**Texte fourni**.
************

Réponses aux Dernières Nouvelles d’Alsace
Nous avons été surpris, et même choqués, par l’article publié dans les Dernières Nouvelles d’Alsace le 6 novembre titré « Pendant qu’Erdogan éructe, la communauté turque joue l’apaisement en Alsace » sous la plume de votre journaliste Olivier Claudon.En effet, nous avons été stupéfaits par les approximations et les amalgames de l’article sans parler de son caractère très à charge.
Dans un contexte déjà difficile, il nous semble irresponsable de la part d’un journal aussi prestigieux que le votre d’ajouter de l’huile sur le feu, notamment en stigmatisant une communauté et ses représentants, qui font déjà l’objet de nombreuses attaques et discriminations en raison de leur origine ou de leur appartenance religieuse. Au moment où Amnesty International alerte sur le danger de l’islamophobie en France, alimenter les amalgames sur le plan médiatique ne peut en aucun cas améliorer la situation.
Les français d’origine turque sont pour leur grande majorité des gens responsables et respectueux des lois de la République. De plus, la communauté franco-turque contribue énormément à l’intérêt général, notamment sur le plan économique et entrepreneurial.

************

**Documents présentés**.
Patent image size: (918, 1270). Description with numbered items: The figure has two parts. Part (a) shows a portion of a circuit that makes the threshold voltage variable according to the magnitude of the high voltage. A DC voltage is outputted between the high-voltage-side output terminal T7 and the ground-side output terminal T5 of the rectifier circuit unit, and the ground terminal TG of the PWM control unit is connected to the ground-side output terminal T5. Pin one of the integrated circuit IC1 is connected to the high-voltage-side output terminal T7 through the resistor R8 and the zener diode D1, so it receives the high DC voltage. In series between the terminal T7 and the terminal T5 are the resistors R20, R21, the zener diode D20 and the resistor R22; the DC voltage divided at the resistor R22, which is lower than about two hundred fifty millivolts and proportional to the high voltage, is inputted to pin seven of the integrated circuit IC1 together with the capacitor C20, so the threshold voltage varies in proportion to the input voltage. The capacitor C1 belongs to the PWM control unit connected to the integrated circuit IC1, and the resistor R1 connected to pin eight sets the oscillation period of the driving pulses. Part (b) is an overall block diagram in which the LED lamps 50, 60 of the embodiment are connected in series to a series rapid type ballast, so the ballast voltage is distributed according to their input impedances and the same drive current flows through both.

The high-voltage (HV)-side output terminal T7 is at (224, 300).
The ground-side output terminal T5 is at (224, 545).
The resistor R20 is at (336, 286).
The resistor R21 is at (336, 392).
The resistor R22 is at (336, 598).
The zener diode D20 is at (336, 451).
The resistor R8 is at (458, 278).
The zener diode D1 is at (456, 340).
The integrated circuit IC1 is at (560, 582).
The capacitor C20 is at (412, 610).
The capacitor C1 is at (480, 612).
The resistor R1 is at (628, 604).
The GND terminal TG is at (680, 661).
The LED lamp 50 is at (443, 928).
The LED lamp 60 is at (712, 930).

************

**Série d’exercices**.
(a) D’après la réponse aux Dernières Nouvelles d’Alsace, quel journaliste a signé l’article paru le 6 novembre ?
(b) Recopiez le passage de la réponse aux Dernières Nouvelles d’Alsace qui commence par « Dans un contexte » et se poursuit jusqu’à « économique et entrepreneurial. ».
Ces enregistrements sont sans rapport avec la réponse aux Dernières Nouvelles d’Alsace.

**Corrigé par exercice**.
(a) Olivier Claudon.

(b)
Dans un contexte déjà difficile, il nous semble irresponsable de la part d’un journal aussi prestigieux que le votre d’ajouter de l’huile sur le feu, notamment en stigmatisant une communauté et ses représentants, qui font déjà l’objet de nombreuses attaques et discriminations en raison de leur origine ou de leur appartenance religieuse. Au moment où Amnesty International alerte sur le danger de l’islamophobie en France, alimenter les amalgames sur le plan médiatique ne peut en aucun cas améliorer la situation.
Les français d’origine turque sont pour leur grande majorité des gens responsables et respectueux des lois de la République. De plus, la communauté franco-turque contribue énormément à l’intérêt général, notamment sur le plan économique et entrepreneurial.